→ **Written exercise**
For each line of the data below that holds "JSON", copy the line.

>> start Task data

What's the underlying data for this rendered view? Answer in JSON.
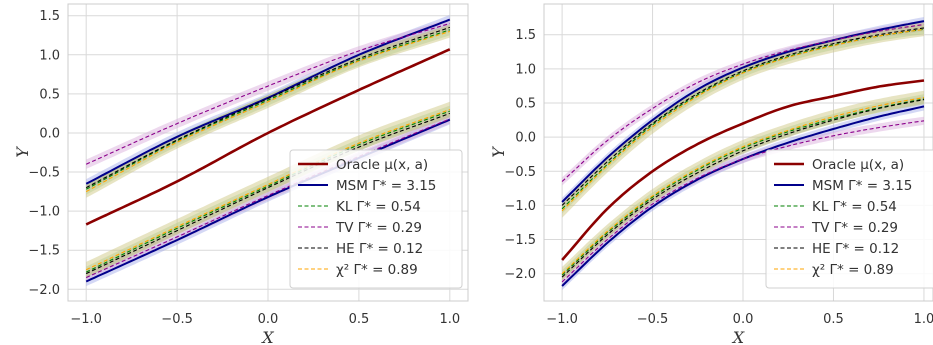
{
  "chart_data": [
    {
      "type": "line",
      "xlabel": "X",
      "ylabel": "Y",
      "xlim": [
        -1.1,
        1.1
      ],
      "ylim": [
        -2.15,
        1.65
      ],
      "xticks": [
        -1.0,
        -0.5,
        0.0,
        0.5,
        1.0
      ],
      "xtick_labels": [
        "−1.0",
        "−0.5",
        "0.0",
        "0.5",
        "1.0"
      ],
      "yticks": [
        -2.0,
        -1.5,
        -1.0,
        -0.5,
        0.0,
        0.5,
        1.0,
        1.5
      ],
      "ytick_labels": [
        "−2.0",
        "−1.5",
        "−1.0",
        "−0.5",
        "0.0",
        "0.5",
        "1.0",
        "1.5"
      ],
      "grid": true,
      "legend_position": "lower-right",
      "series": [
        {
          "name": "Oracle μ(x, a)",
          "color": "#8b0000",
          "style": "solid",
          "x": [
            -1.0,
            -0.5,
            0.0,
            0.5,
            1.0
          ],
          "y": [
            -1.17,
            -0.62,
            0.0,
            0.55,
            1.07
          ]
        },
        {
          "name": "MSM Γ* = 3.15",
          "group": "upper",
          "color": "#00008b",
          "style": "solid",
          "band_color": "#9fa8e8",
          "band": 0.06,
          "x": [
            -1.0,
            -0.5,
            0.0,
            0.5,
            1.0
          ],
          "y": [
            -0.65,
            -0.05,
            0.45,
            1.0,
            1.45
          ]
        },
        {
          "name": "KL Γ* = 0.54",
          "group": "upper",
          "color": "#008000",
          "style": "dashed",
          "band_color": "#a9d59a",
          "band": 0.07,
          "x": [
            -1.0,
            -0.5,
            0.0,
            0.5,
            1.0
          ],
          "y": [
            -0.72,
            -0.1,
            0.42,
            0.93,
            1.32
          ]
        },
        {
          "name": "TV Γ* = 0.29",
          "group": "upper",
          "color": "#8b008b",
          "style": "dashed",
          "band_color": "#d7a8d9",
          "band": 0.06,
          "x": [
            -1.0,
            -0.5,
            0.0,
            0.5,
            1.0
          ],
          "y": [
            -0.4,
            0.12,
            0.6,
            1.05,
            1.4
          ]
        },
        {
          "name": "HE Γ* = 0.12",
          "group": "upper",
          "color": "#000000",
          "style": "dashed",
          "band_color": "#bdbdbd",
          "band": 0.05,
          "x": [
            -1.0,
            -0.5,
            0.0,
            0.5,
            1.0
          ],
          "y": [
            -0.7,
            -0.09,
            0.44,
            0.95,
            1.35
          ]
        },
        {
          "name": "χ² Γ* = 0.89",
          "group": "upper",
          "color": "#ffa500",
          "style": "dashed",
          "band_color": "#c9c47a",
          "band": 0.08,
          "x": [
            -1.0,
            -0.5,
            0.0,
            0.5,
            1.0
          ],
          "y": [
            -0.75,
            -0.12,
            0.4,
            0.92,
            1.3
          ]
        },
        {
          "name": "MSM Γ* = 3.15",
          "group": "lower",
          "color": "#00008b",
          "style": "solid",
          "band_color": "#9fa8e8",
          "band": 0.06,
          "x": [
            -1.0,
            -0.5,
            0.0,
            0.5,
            1.0
          ],
          "y": [
            -1.9,
            -1.37,
            -0.82,
            -0.32,
            0.17
          ]
        },
        {
          "name": "KL Γ* = 0.54",
          "group": "lower",
          "color": "#008000",
          "style": "dashed",
          "band_color": "#a9d59a",
          "band": 0.07,
          "x": [
            -1.0,
            -0.5,
            0.0,
            0.5,
            1.0
          ],
          "y": [
            -1.78,
            -1.22,
            -0.68,
            -0.15,
            0.28
          ]
        },
        {
          "name": "TV Γ* = 0.29",
          "group": "lower",
          "color": "#8b008b",
          "style": "dashed",
          "band_color": "#d7a8d9",
          "band": 0.06,
          "x": [
            -1.0,
            -0.5,
            0.0,
            0.5,
            1.0
          ],
          "y": [
            -1.85,
            -1.33,
            -0.8,
            -0.3,
            0.18
          ]
        },
        {
          "name": "HE Γ* = 0.12",
          "group": "lower",
          "color": "#000000",
          "style": "dashed",
          "band_color": "#bdbdbd",
          "band": 0.05,
          "x": [
            -1.0,
            -0.5,
            0.0,
            0.5,
            1.0
          ],
          "y": [
            -1.8,
            -1.25,
            -0.7,
            -0.18,
            0.25
          ]
        },
        {
          "name": "χ² Γ* = 0.89",
          "group": "lower",
          "color": "#ffa500",
          "style": "dashed",
          "band_color": "#c9c47a",
          "band": 0.1,
          "x": [
            -1.0,
            -0.5,
            0.0,
            0.5,
            1.0
          ],
          "y": [
            -1.75,
            -1.2,
            -0.66,
            -0.13,
            0.3
          ]
        }
      ]
    },
    {
      "type": "line",
      "xlabel": "X",
      "ylabel": "Y",
      "xlim": [
        -1.1,
        1.05
      ],
      "ylim": [
        -2.4,
        1.95
      ],
      "xticks": [
        -1.0,
        -0.5,
        0.0,
        0.5,
        1.0
      ],
      "xtick_labels": [
        "−1.0",
        "−0.5",
        "0.0",
        "0.5",
        "1.0"
      ],
      "yticks": [
        -2.0,
        -1.5,
        -1.0,
        -0.5,
        0.0,
        0.5,
        1.0,
        1.5
      ],
      "ytick_labels": [
        "−2.0",
        "−1.5",
        "−1.0",
        "−0.5",
        "0.0",
        "0.5",
        "1.0",
        "1.5"
      ],
      "grid": true,
      "legend_position": "lower-right",
      "series": [
        {
          "name": "Oracle μ(x, a)",
          "color": "#8b0000",
          "style": "solid",
          "x": [
            -1.0,
            -0.75,
            -0.5,
            -0.25,
            0.0,
            0.25,
            0.5,
            0.75,
            1.0
          ],
          "y": [
            -1.8,
            -1.05,
            -0.5,
            -0.1,
            0.2,
            0.45,
            0.6,
            0.74,
            0.83
          ]
        },
        {
          "name": "MSM Γ* = 3.15",
          "group": "upper",
          "color": "#00008b",
          "style": "solid",
          "band_color": "#9fa8e8",
          "band": 0.06,
          "x": [
            -1.0,
            -0.75,
            -0.5,
            -0.25,
            0.0,
            0.25,
            0.5,
            0.75,
            1.0
          ],
          "y": [
            -0.95,
            -0.3,
            0.25,
            0.7,
            1.02,
            1.25,
            1.42,
            1.57,
            1.7
          ]
        },
        {
          "name": "KL Γ* = 0.54",
          "group": "upper",
          "color": "#008000",
          "style": "dashed",
          "band_color": "#a9d59a",
          "band": 0.07,
          "x": [
            -1.0,
            -0.75,
            -0.5,
            -0.25,
            0.0,
            0.25,
            0.5,
            0.75,
            1.0
          ],
          "y": [
            -1.05,
            -0.4,
            0.18,
            0.62,
            0.95,
            1.18,
            1.35,
            1.48,
            1.58
          ]
        },
        {
          "name": "TV Γ* = 0.29",
          "group": "upper",
          "color": "#8b008b",
          "style": "dashed",
          "band_color": "#d7a8d9",
          "band": 0.06,
          "x": [
            -1.0,
            -0.75,
            -0.5,
            -0.25,
            0.0,
            0.25,
            0.5,
            0.75,
            1.0
          ],
          "y": [
            -0.65,
            -0.05,
            0.42,
            0.8,
            1.07,
            1.27,
            1.42,
            1.55,
            1.65
          ]
        },
        {
          "name": "HE Γ* = 0.12",
          "group": "upper",
          "color": "#000000",
          "style": "dashed",
          "band_color": "#bdbdbd",
          "band": 0.05,
          "x": [
            -1.0,
            -0.75,
            -0.5,
            -0.25,
            0.0,
            0.25,
            0.5,
            0.75,
            1.0
          ],
          "y": [
            -1.0,
            -0.36,
            0.2,
            0.64,
            0.97,
            1.2,
            1.37,
            1.5,
            1.6
          ]
        },
        {
          "name": "χ² Γ* = 0.89",
          "group": "upper",
          "color": "#ffa500",
          "style": "dashed",
          "band_color": "#c9c47a",
          "band": 0.1,
          "x": [
            -1.0,
            -0.75,
            -0.5,
            -0.25,
            0.0,
            0.25,
            0.5,
            0.75,
            1.0
          ],
          "y": [
            -1.08,
            -0.42,
            0.15,
            0.6,
            0.94,
            1.17,
            1.34,
            1.48,
            1.58
          ]
        },
        {
          "name": "MSM Γ* = 3.15",
          "group": "lower",
          "color": "#00008b",
          "style": "solid",
          "band_color": "#9fa8e8",
          "band": 0.06,
          "x": [
            -1.0,
            -0.75,
            -0.5,
            -0.25,
            0.0,
            0.25,
            0.5,
            0.75,
            1.0
          ],
          "y": [
            -2.18,
            -1.55,
            -1.02,
            -0.62,
            -0.32,
            -0.08,
            0.12,
            0.3,
            0.45
          ]
        },
        {
          "name": "KL Γ* = 0.54",
          "group": "lower",
          "color": "#008000",
          "style": "dashed",
          "band_color": "#a9d59a",
          "band": 0.07,
          "x": [
            -1.0,
            -0.75,
            -0.5,
            -0.25,
            0.0,
            0.25,
            0.5,
            0.75,
            1.0
          ],
          "y": [
            -2.02,
            -1.4,
            -0.88,
            -0.48,
            -0.16,
            0.08,
            0.27,
            0.43,
            0.56
          ]
        },
        {
          "name": "TV Γ* = 0.29",
          "group": "lower",
          "color": "#8b008b",
          "style": "dashed",
          "band_color": "#d7a8d9",
          "band": 0.06,
          "x": [
            -1.0,
            -0.75,
            -0.5,
            -0.25,
            0.0,
            0.25,
            0.5,
            0.75,
            1.0
          ],
          "y": [
            -2.12,
            -1.5,
            -0.98,
            -0.6,
            -0.32,
            -0.13,
            0.02,
            0.14,
            0.24
          ]
        },
        {
          "name": "HE Γ* = 0.12",
          "group": "lower",
          "color": "#000000",
          "style": "dashed",
          "band_color": "#bdbdbd",
          "band": 0.05,
          "x": [
            -1.0,
            -0.75,
            -0.5,
            -0.25,
            0.0,
            0.25,
            0.5,
            0.75,
            1.0
          ],
          "y": [
            -2.05,
            -1.43,
            -0.91,
            -0.52,
            -0.2,
            0.05,
            0.25,
            0.42,
            0.55
          ]
        },
        {
          "name": "χ² Γ* = 0.89",
          "group": "lower",
          "color": "#ffa500",
          "style": "dashed",
          "band_color": "#c9c47a",
          "band": 0.1,
          "x": [
            -1.0,
            -0.75,
            -0.5,
            -0.25,
            0.0,
            0.25,
            0.5,
            0.75,
            1.0
          ],
          "y": [
            -2.0,
            -1.38,
            -0.86,
            -0.46,
            -0.14,
            0.1,
            0.3,
            0.46,
            0.58
          ]
        }
      ]
    }
  ]
}
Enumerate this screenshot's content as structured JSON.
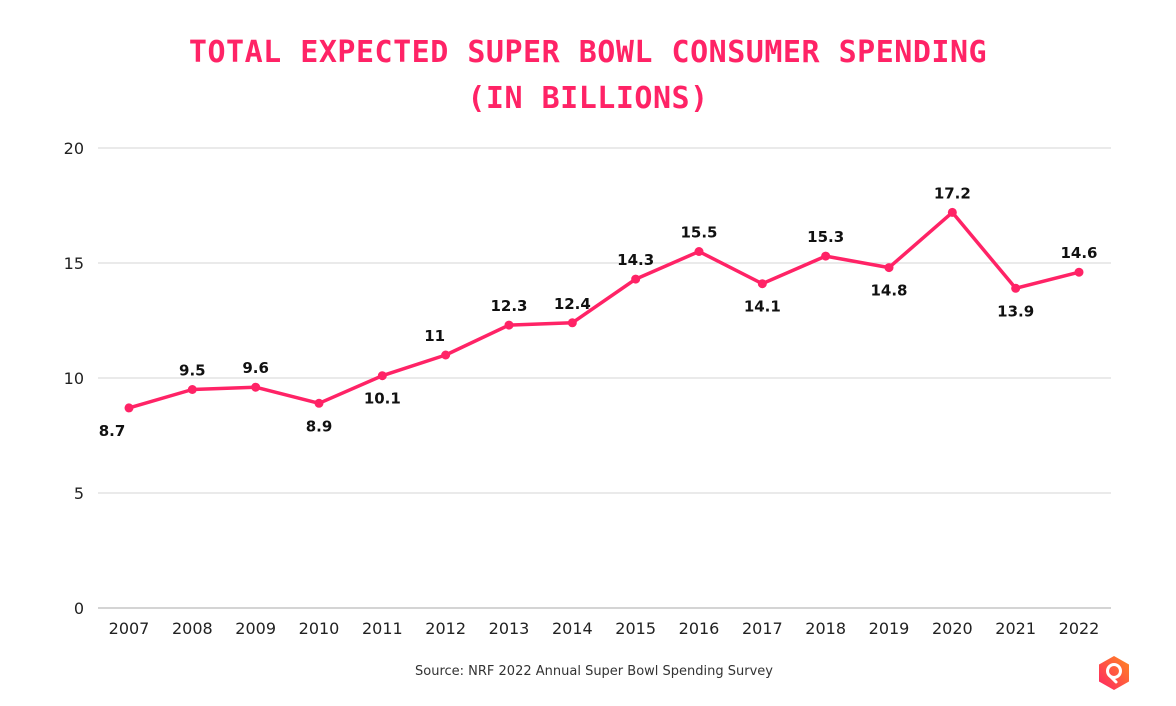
{
  "chart_data": {
    "type": "line",
    "title_lines": [
      "TOTAL EXPECTED SUPER BOWL CONSUMER SPENDING",
      "(IN BILLIONS)"
    ],
    "categories": [
      "2007",
      "2008",
      "2009",
      "2010",
      "2011",
      "2012",
      "2013",
      "2014",
      "2015",
      "2016",
      "2017",
      "2018",
      "2019",
      "2020",
      "2021",
      "2022"
    ],
    "values": [
      8.7,
      9.5,
      9.6,
      8.9,
      10.1,
      11,
      12.3,
      12.4,
      14.3,
      15.5,
      14.1,
      15.3,
      14.8,
      17.2,
      13.9,
      14.6
    ],
    "data_labels": [
      "8.7",
      "9.5",
      "9.6",
      "8.9",
      "10.1",
      "11",
      "12.3",
      "12.4",
      "14.3",
      "15.5",
      "14.1",
      "15.3",
      "14.8",
      "17.2",
      "13.9",
      "14.6"
    ],
    "label_positions": [
      "below",
      "above",
      "above",
      "below",
      "below",
      "above",
      "above",
      "above",
      "above",
      "above",
      "below",
      "above",
      "below",
      "above",
      "below",
      "above"
    ],
    "yticks": [
      0,
      5,
      10,
      15,
      20
    ],
    "ylim": [
      0,
      20
    ],
    "grid": true,
    "line_color": "#ff2366",
    "source": "Source: NRF 2022 Annual Super Bowl Spending Survey"
  },
  "logo": {
    "icon": "location-pin-hexagon-logo",
    "colors": [
      "#ff2366",
      "#ff8a1e"
    ]
  }
}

>> end Task data

→ **Solution below**
What's the underlying data for this rendered view? Answer in JSON.
Enumerate this screenshot's content as structured JSON.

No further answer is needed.